- Exercise -
Send back the records in full, character for character.

- Provided records -
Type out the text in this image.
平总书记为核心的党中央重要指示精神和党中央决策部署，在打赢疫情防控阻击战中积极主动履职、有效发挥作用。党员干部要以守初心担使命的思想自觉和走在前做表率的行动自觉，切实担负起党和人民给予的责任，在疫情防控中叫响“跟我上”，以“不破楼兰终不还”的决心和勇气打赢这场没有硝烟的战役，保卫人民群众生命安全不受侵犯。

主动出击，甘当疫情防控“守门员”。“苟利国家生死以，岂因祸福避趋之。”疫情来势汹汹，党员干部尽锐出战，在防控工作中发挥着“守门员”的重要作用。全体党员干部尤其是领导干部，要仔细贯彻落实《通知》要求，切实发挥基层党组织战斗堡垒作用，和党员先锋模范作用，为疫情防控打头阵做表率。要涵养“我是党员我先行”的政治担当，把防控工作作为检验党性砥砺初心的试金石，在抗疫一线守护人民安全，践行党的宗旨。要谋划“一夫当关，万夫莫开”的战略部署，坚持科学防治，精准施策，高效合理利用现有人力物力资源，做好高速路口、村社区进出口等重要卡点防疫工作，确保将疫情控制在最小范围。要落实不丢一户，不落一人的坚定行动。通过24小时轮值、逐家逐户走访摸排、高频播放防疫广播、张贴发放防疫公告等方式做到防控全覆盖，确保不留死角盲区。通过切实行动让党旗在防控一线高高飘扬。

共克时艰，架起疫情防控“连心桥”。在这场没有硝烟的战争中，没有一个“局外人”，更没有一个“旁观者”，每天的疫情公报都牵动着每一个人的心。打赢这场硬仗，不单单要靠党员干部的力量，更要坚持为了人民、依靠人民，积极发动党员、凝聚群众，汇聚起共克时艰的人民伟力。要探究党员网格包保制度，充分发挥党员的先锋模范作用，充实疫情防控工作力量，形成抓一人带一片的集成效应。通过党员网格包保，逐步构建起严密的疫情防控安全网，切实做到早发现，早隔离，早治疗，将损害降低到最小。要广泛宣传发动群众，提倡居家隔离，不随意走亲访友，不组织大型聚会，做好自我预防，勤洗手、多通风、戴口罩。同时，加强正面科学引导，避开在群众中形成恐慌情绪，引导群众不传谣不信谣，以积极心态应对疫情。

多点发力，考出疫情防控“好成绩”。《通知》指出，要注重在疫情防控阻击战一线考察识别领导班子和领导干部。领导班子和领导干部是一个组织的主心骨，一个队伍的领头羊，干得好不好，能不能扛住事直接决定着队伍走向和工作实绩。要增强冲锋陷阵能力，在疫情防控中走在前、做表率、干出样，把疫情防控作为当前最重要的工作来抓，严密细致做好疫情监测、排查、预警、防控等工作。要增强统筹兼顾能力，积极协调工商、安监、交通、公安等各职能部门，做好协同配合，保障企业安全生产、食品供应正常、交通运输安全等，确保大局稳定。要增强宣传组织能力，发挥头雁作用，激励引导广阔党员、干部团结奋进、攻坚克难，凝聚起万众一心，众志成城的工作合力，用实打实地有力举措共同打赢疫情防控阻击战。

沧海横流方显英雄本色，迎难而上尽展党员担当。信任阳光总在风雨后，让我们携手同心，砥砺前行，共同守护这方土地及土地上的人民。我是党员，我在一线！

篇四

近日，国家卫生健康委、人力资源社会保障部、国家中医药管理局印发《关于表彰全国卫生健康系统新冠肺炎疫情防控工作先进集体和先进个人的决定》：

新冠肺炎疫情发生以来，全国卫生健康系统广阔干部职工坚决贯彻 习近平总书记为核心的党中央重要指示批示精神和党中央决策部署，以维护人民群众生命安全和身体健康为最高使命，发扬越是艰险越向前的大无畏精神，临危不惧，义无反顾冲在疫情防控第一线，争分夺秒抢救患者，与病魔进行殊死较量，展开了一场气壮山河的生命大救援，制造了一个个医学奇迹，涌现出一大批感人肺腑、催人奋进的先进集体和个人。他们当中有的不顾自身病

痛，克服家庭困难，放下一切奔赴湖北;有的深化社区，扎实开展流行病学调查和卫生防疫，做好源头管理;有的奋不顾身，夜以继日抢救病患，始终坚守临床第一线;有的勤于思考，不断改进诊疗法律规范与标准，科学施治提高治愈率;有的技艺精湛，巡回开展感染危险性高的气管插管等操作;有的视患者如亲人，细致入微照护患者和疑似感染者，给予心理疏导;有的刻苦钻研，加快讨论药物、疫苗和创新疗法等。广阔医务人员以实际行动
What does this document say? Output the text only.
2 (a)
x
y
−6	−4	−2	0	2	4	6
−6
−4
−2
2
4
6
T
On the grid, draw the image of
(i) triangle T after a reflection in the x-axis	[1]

- In response -
Type out the text in this image.
平总书记为核心的党中央重要指示精神和党中央决策部署，在打赢疫情防控阻击战中积极主动履职、有效发挥作用。党员干部要以守初心担使命的思想自觉和走在前做表率的行动自觉，切实担负起党和人民给予的责任，在疫情防控中叫响“跟我上”，以“不破楼兰终不还”的决心和勇气打赢这场没有硝烟的战役，保卫人民群众生命安全不受侵犯。

主动出击，甘当疫情防控“守门员”。“苟利国家生死以，岂因祸福避趋之。”疫情来势汹汹，党员干部尽锐出战，在防控工作中发挥着“守门员”的重要作用。全体党员干部尤其是领导干部，要仔细贯彻落实《通知》要求，切实发挥基层党组织战斗堡垒作用，和党员先锋模范作用，为疫情防控打头阵做表率。要涵养“我是党员我先行”的政治担当，把防控工作作为检验党性砥砺初心的试金石，在抗疫一线守护人民安全，践行党的宗旨。要谋划“一夫当关，万夫莫开”的战略部署，坚持科学防治，精准施策，高效合理利用现有人力物力资源，做好高速路口、村社区进出口等重要卡点防疫工作，确保将疫情控制在最小范围。要落实不丢一户，不落一人的坚定行动。通过24小时轮值、逐家逐户走访摸排、高频播放防疫广播、张贴发放防疫公告等方式做到防控全覆盖，确保不留死角盲区。通过切实行动让党旗在防控一线高高飘扬。

共克时艰，架起疫情防控“连心桥”。在这场没有硝烟的战争中，没有一个“局外人”，更没有一个“旁观者”，每天的疫情公报都牵动着每一个人的心。打赢这场硬仗，不单单要靠党员干部的力量，更要坚持为了人民、依靠人民，积极发动党员、凝聚群众，汇聚起共克时艰的人民伟力。要探究党员网格包保制度，充分发挥党员的先锋模范作用，充实疫情防控工作力量，形成抓一人带一片的集成效应。通过党员网格包保，逐步构建起严密的疫情防控安全网，切实做到早发现，早隔离，早治疗，将损害降低到最小。要广泛宣传发动群众，提倡居家隔离，不随意走亲访友，不组织大型聚会，做好自我预防，勤洗手、多通风、戴口罩。同时，加强正面科学引导，避开在群众中形成恐慌情绪，引导群众不传谣不信谣，以积极心态应对疫情。

多点发力，考出疫情防控“好成绩”。《通知》指出，要注重在疫情防控阻击战一线考察识别领导班子和领导干部。领导班子和领导干部是一个组织的主心骨，一个队伍的领头羊，干得好不好，能不能扛住事直接决定着队伍走向和工作实绩。要增强冲锋陷阵能力，在疫情防控中走在前、做表率、干出样，把疫情防控作为当前最重要的工作来抓，严密细致做好疫情监测、排查、预警、防控等工作。要增强统筹兼顾能力，积极协调工商、安监、交通、公安等各职能部门，做好协同配合，保障企业安全生产、食品供应正常、交通运输安全等，确保大局稳定。要增强宣传组织能力，发挥头雁作用，激励引导广阔党员、干部团结奋进、攻坚克难，凝聚起万众一心，众志成城的工作合力，用实打实地有力举措共同打赢疫情防控阻击战。

沧海横流方显英雄本色，迎难而上尽展党员担当。信任阳光总在风雨后，让我们携手同心，砥砺前行，共同守护这方土地及土地上的人民。我是党员，我在一线！

篇四

近日，国家卫生健康委、人力资源社会保障部、国家中医药管理局印发《关于表彰全国卫生健康系统新冠肺炎疫情防控工作先进集体和先进个人的决定》：

新冠肺炎疫情发生以来，全国卫生健康系统广阔干部职工坚决贯彻 习近平总书记为核心的党中央重要指示批示精神和党中央决策部署，以维护人民群众生命安全和身体健康为最高使命，发扬越是艰险越向前的大无畏精神，临危不惧，义无反顾冲在疫情防控第一线，争分夺秒抢救患者，与病魔进行殊死较量，展开了一场气壮山河的生命大救援，制造了一个个医学奇迹，涌现出一大批感人肺腑、催人奋进的先进集体和个人。他们当中有的不顾自身病

痛，克服家庭困难，放下一切奔赴湖北;有的深化社区，扎实开展流行病学调查和卫生防疫，做好源头管理;有的奋不顾身，夜以继日抢救病患，始终坚守临床第一线;有的勤于思考，不断改进诊疗法律规范与标准，科学施治提高治愈率;有的技艺精湛，巡回开展感染危险性高的气管插管等操作;有的视患者如亲人，细致入微照护患者和疑似感染者，给予心理疏导;有的刻苦钻研，加快讨论药物、疫苗和创新疗法等。广阔医务人员以实际行动
What does this document say? Output the text only.
2 (a)
x
y
−6	−4	−2	0	2	4	6
−6
−4
−2
2
4
6
T
On the grid, draw the image of
(i) triangle T after a reflection in the x-axis	[1]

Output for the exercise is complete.